> **What the task requires**: Print the listing that follows, character for character.

— Start of Records provided —

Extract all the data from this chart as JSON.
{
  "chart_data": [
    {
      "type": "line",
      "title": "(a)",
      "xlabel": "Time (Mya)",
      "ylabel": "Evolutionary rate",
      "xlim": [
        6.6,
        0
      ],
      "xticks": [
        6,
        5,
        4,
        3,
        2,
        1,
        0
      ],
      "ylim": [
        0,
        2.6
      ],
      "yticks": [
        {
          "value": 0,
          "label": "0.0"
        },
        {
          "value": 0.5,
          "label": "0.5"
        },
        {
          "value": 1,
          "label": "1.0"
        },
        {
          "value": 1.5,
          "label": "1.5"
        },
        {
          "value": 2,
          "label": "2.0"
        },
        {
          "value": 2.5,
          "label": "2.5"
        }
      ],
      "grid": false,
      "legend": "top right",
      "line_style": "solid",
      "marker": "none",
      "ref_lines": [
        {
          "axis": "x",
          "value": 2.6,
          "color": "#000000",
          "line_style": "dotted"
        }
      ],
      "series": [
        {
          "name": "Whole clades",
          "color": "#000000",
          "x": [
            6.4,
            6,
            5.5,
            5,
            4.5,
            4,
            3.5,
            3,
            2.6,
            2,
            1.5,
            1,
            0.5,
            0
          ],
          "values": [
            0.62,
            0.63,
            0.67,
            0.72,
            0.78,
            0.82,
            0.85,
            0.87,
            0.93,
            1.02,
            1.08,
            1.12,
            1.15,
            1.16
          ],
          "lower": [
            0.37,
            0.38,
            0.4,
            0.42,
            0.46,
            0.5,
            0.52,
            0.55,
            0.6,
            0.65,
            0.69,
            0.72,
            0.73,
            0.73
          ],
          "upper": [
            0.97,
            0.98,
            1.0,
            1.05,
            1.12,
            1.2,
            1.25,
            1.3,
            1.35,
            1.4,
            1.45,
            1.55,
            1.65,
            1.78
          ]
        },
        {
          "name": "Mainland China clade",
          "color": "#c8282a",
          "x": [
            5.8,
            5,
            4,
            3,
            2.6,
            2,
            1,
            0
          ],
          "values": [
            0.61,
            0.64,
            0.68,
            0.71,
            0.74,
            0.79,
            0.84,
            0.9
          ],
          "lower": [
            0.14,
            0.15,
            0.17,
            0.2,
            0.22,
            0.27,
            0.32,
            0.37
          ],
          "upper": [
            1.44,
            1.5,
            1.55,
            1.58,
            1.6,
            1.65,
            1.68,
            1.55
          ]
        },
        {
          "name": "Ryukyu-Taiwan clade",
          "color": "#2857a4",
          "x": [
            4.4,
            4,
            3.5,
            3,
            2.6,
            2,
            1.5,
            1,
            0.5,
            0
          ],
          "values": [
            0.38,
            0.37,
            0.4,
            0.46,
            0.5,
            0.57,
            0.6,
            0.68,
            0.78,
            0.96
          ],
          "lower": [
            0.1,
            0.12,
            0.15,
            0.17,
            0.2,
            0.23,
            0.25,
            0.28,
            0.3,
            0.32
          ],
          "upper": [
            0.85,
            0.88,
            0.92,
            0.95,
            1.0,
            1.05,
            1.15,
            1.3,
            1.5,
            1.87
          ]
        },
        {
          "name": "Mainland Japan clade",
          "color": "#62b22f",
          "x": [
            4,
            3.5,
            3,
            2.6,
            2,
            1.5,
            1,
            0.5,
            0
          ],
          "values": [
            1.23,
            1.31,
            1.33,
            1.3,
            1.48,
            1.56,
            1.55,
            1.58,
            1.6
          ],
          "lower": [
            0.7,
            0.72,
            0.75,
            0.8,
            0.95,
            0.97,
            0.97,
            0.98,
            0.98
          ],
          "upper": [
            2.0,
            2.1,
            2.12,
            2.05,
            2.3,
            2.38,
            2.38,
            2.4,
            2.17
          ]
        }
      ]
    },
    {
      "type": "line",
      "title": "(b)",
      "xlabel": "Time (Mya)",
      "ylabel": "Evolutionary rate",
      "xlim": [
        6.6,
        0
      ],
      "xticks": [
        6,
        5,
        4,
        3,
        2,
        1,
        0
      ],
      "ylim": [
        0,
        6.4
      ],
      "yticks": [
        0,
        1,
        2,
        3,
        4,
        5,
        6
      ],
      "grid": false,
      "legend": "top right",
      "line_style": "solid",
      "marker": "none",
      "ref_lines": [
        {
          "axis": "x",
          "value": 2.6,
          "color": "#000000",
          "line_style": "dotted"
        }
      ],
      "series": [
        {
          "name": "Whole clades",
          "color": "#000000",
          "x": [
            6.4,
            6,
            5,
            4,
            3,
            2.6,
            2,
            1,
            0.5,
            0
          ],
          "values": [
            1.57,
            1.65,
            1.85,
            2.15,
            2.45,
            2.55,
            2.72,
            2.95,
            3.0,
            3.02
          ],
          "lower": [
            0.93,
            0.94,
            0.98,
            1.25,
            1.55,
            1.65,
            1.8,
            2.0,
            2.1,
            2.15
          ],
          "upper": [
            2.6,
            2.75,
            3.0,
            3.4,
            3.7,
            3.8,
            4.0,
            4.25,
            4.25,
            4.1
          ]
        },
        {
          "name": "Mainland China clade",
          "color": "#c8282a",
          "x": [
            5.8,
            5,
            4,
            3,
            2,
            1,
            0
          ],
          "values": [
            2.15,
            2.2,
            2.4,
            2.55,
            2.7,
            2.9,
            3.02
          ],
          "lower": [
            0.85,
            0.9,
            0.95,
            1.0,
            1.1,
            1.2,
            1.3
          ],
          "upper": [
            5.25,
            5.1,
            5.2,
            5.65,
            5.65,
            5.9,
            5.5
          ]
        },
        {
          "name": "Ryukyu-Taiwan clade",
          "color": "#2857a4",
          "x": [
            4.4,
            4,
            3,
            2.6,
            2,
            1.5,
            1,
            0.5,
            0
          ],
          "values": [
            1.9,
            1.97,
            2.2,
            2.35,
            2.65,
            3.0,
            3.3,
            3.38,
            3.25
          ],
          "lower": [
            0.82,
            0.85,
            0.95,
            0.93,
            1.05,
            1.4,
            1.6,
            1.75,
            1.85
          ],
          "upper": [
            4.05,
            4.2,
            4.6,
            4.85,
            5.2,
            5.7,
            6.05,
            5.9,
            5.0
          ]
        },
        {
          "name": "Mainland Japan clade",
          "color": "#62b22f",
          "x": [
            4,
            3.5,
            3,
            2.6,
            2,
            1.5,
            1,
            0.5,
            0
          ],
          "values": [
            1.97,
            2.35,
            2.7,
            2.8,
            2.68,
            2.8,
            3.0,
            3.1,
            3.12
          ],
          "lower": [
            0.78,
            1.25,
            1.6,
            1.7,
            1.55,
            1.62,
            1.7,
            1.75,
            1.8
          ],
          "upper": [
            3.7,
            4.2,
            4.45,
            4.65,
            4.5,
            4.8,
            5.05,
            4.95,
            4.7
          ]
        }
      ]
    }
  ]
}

— End of Records provided —

> **Task answer**:
Extract all the data from this chart as JSON.
{
  "chart_data": [
    {
      "type": "line",
      "title": "(a)",
      "xlabel": "Time (Mya)",
      "ylabel": "Evolutionary rate",
      "xlim": [
        6.6,
        0
      ],
      "xticks": [
        6,
        5,
        4,
        3,
        2,
        1,
        0
      ],
      "ylim": [
        0,
        2.6
      ],
      "yticks": [
        {
          "value": 0,
          "label": "0.0"
        },
        {
          "value": 0.5,
          "label": "0.5"
        },
        {
          "value": 1,
          "label": "1.0"
        },
        {
          "value": 1.5,
          "label": "1.5"
        },
        {
          "value": 2,
          "label": "2.0"
        },
        {
          "value": 2.5,
          "label": "2.5"
        }
      ],
      "grid": false,
      "legend": "top right",
      "line_style": "solid",
      "marker": "none",
      "ref_lines": [
        {
          "axis": "x",
          "value": 2.6,
          "color": "#000000",
          "line_style": "dotted"
        }
      ],
      "series": [
        {
          "name": "Whole clades",
          "color": "#000000",
          "x": [
            6.4,
            6,
            5.5,
            5,
            4.5,
            4,
            3.5,
            3,
            2.6,
            2,
            1.5,
            1,
            0.5,
            0
          ],
          "values": [
            0.62,
            0.63,
            0.67,
            0.72,
            0.78,
            0.82,
            0.85,
            0.87,
            0.93,
            1.02,
            1.08,
            1.12,
            1.15,
            1.16
          ],
          "lower": [
            0.37,
            0.38,
            0.4,
            0.42,
            0.46,
            0.5,
            0.52,
            0.55,
            0.6,
            0.65,
            0.69,
            0.72,
            0.73,
            0.73
          ],
          "upper": [
            0.97,
            0.98,
            1.0,
            1.05,
            1.12,
            1.2,
            1.25,
            1.3,
            1.35,
            1.4,
            1.45,
            1.55,
            1.65,
            1.78
          ]
        },
        {
          "name": "Mainland China clade",
          "color": "#c8282a",
          "x": [
            5.8,
            5,
            4,
            3,
            2.6,
            2,
            1,
            0
          ],
          "values": [
            0.61,
            0.64,
            0.68,
            0.71,
            0.74,
            0.79,
            0.84,
            0.9
          ],
          "lower": [
            0.14,
            0.15,
            0.17,
            0.2,
            0.22,
            0.27,
            0.32,
            0.37
          ],
          "upper": [
            1.44,
            1.5,
            1.55,
            1.58,
            1.6,
            1.65,
            1.68,
            1.55
          ]
        },
        {
          "name": "Ryukyu-Taiwan clade",
          "color": "#2857a4",
          "x": [
            4.4,
            4,
            3.5,
            3,
            2.6,
            2,
            1.5,
            1,
            0.5,
            0
          ],
          "values": [
            0.38,
            0.37,
            0.4,
            0.46,
            0.5,
            0.57,
            0.6,
            0.68,
            0.78,
            0.96
          ],
          "lower": [
            0.1,
            0.12,
            0.15,
            0.17,
            0.2,
            0.23,
            0.25,
            0.28,
            0.3,
            0.32
          ],
          "upper": [
            0.85,
            0.88,
            0.92,
            0.95,
            1.0,
            1.05,
            1.15,
            1.3,
            1.5,
            1.87
          ]
        },
        {
          "name": "Mainland Japan clade",
          "color": "#62b22f",
          "x": [
            4,
            3.5,
            3,
            2.6,
            2,
            1.5,
            1,
            0.5,
            0
          ],
          "values": [
            1.23,
            1.31,
            1.33,
            1.3,
            1.48,
            1.56,
            1.55,
            1.58,
            1.6
          ],
          "lower": [
            0.7,
            0.72,
            0.75,
            0.8,
            0.95,
            0.97,
            0.97,
            0.98,
            0.98
          ],
          "upper": [
            2.0,
            2.1,
            2.12,
            2.05,
            2.3,
            2.38,
            2.38,
            2.4,
            2.17
          ]
        }
      ]
    },
    {
      "type": "line",
      "title": "(b)",
      "xlabel": "Time (Mya)",
      "ylabel": "Evolutionary rate",
      "xlim": [
        6.6,
        0
      ],
      "xticks": [
        6,
        5,
        4,
        3,
        2,
        1,
        0
      ],
      "ylim": [
        0,
        6.4
      ],
      "yticks": [
        0,
        1,
        2,
        3,
        4,
        5,
        6
      ],
      "grid": false,
      "legend": "top right",
      "line_style": "solid",
      "marker": "none",
      "ref_lines": [
        {
          "axis": "x",
          "value": 2.6,
          "color": "#000000",
          "line_style": "dotted"
        }
      ],
      "series": [
        {
          "name": "Whole clades",
          "color": "#000000",
          "x": [
            6.4,
            6,
            5,
            4,
            3,
            2.6,
            2,
            1,
            0.5,
            0
          ],
          "values": [
            1.57,
            1.65,
            1.85,
            2.15,
            2.45,
            2.55,
            2.72,
            2.95,
            3.0,
            3.02
          ],
          "lower": [
            0.93,
            0.94,
            0.98,
            1.25,
            1.55,
            1.65,
            1.8,
            2.0,
            2.1,
            2.15
          ],
          "upper": [
            2.6,
            2.75,
            3.0,
            3.4,
            3.7,
            3.8,
            4.0,
            4.25,
            4.25,
            4.1
          ]
        },
        {
          "name": "Mainland China clade",
          "color": "#c8282a",
          "x": [
            5.8,
            5,
            4,
            3,
            2,
            1,
            0
          ],
          "values": [
            2.15,
            2.2,
            2.4,
            2.55,
            2.7,
            2.9,
            3.02
          ],
          "lower": [
            0.85,
            0.9,
            0.95,
            1.0,
            1.1,
            1.2,
            1.3
          ],
          "upper": [
            5.25,
            5.1,
            5.2,
            5.65,
            5.65,
            5.9,
            5.5
          ]
        },
        {
          "name": "Ryukyu-Taiwan clade",
          "color": "#2857a4",
          "x": [
            4.4,
            4,
            3,
            2.6,
            2,
            1.5,
            1,
            0.5,
            0
          ],
          "values": [
            1.9,
            1.97,
            2.2,
            2.35,
            2.65,
            3.0,
            3.3,
            3.38,
            3.25
          ],
          "lower": [
            0.82,
            0.85,
            0.95,
            0.93,
            1.05,
            1.4,
            1.6,
            1.75,
            1.85
          ],
          "upper": [
            4.05,
            4.2,
            4.6,
            4.85,
            5.2,
            5.7,
            6.05,
            5.9,
            5.0
          ]
        },
        {
          "name": "Mainland Japan clade",
          "color": "#62b22f",
          "x": [
            4,
            3.5,
            3,
            2.6,
            2,
            1.5,
            1,
            0.5,
            0
          ],
          "values": [
            1.97,
            2.35,
            2.7,
            2.8,
            2.68,
            2.8,
            3.0,
            3.1,
            3.12
          ],
          "lower": [
            0.78,
            1.25,
            1.6,
            1.7,
            1.55,
            1.62,
            1.7,
            1.75,
            1.8
          ],
          "upper": [
            3.7,
            4.2,
            4.45,
            4.65,
            4.5,
            4.8,
            5.05,
            4.95,
            4.7
          ]
        }
      ]
    }
  ]
}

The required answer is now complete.